* Aufgabenstellung *
Extrahieren Sie aus den nachfolgenden Einträgen jede Zeile, die die Zeichenfolge „solenoid“ enthält. Groß- und Kleinschreibung ist dabei zu beachten.

* Verfügbare Daten *
━━━━

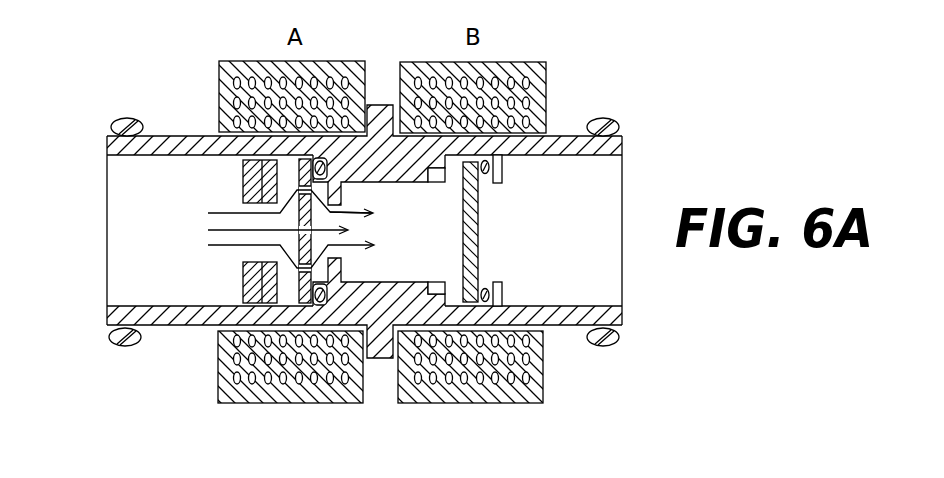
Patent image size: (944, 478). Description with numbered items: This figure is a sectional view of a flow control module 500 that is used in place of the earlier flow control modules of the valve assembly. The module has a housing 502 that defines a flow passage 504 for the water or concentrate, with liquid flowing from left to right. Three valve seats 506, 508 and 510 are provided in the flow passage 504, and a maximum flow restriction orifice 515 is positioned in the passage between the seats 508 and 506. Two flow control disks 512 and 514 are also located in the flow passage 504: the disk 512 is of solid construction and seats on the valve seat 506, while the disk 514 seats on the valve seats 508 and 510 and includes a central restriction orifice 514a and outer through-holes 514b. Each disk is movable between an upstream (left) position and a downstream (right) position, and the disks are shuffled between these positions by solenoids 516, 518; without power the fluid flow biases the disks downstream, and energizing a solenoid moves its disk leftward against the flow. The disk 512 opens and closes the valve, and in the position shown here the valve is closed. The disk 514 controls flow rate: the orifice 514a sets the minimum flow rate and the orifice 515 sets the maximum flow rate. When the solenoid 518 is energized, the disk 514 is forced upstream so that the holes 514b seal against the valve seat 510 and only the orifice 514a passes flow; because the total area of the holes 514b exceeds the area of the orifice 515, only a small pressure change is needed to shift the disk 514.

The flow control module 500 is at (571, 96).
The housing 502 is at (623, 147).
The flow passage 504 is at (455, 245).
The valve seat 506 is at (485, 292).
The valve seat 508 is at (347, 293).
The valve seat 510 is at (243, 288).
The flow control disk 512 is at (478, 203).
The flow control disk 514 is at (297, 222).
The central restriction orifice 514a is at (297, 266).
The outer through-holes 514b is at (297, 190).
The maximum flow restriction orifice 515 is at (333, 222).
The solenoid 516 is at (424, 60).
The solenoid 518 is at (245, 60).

━━━━

* Ergebnis *
Patent image size: (944, 478). Description with numbered items: This figure is a sectional view of a flow control module 500 that is used in place of the earlier flow control modules of the valve assembly. The module has a housing 502 that defines a flow passage 504 for the water or concentrate, with liquid flowing from left to right. Three valve seats 506, 508 and 510 are provided in the flow passage 504, and a maximum flow restriction orifice 515 is positioned in the passage between the seats 508 and 506. Two flow control disks 512 and 514 are also located in the flow passage 504: the disk 512 is of solid construction and seats on the valve seat 506, while the disk 514 seats on the valve seats 508 and 510 and includes a central restriction orifice 514a and outer through-holes 514b. Each disk is movable between an upstream (left) position and a downstream (right) position, and the disks are shuffled between these positions by solenoids 516, 518; without power the fluid flow biases the disks downstream, and energizing a solenoid moves its disk leftward against the flow. The disk 512 opens and closes the valve, and in the position shown here the valve is closed. The disk 514 controls flow rate: the orifice 514a sets the minimum flow rate and the orifice 515 sets the maximum flow rate. When the solenoid 518 is energized, the disk 514 is forced upstream so that the holes 514b seal against the valve seat 510 and only the orifice 514a passes flow; because the total area of the holes 514b exceeds the area of the orifice 515, only a small pressure change is needed to shift the disk 514.
The solenoid 516 is at (424, 60).
The solenoid 518 is at (245, 60).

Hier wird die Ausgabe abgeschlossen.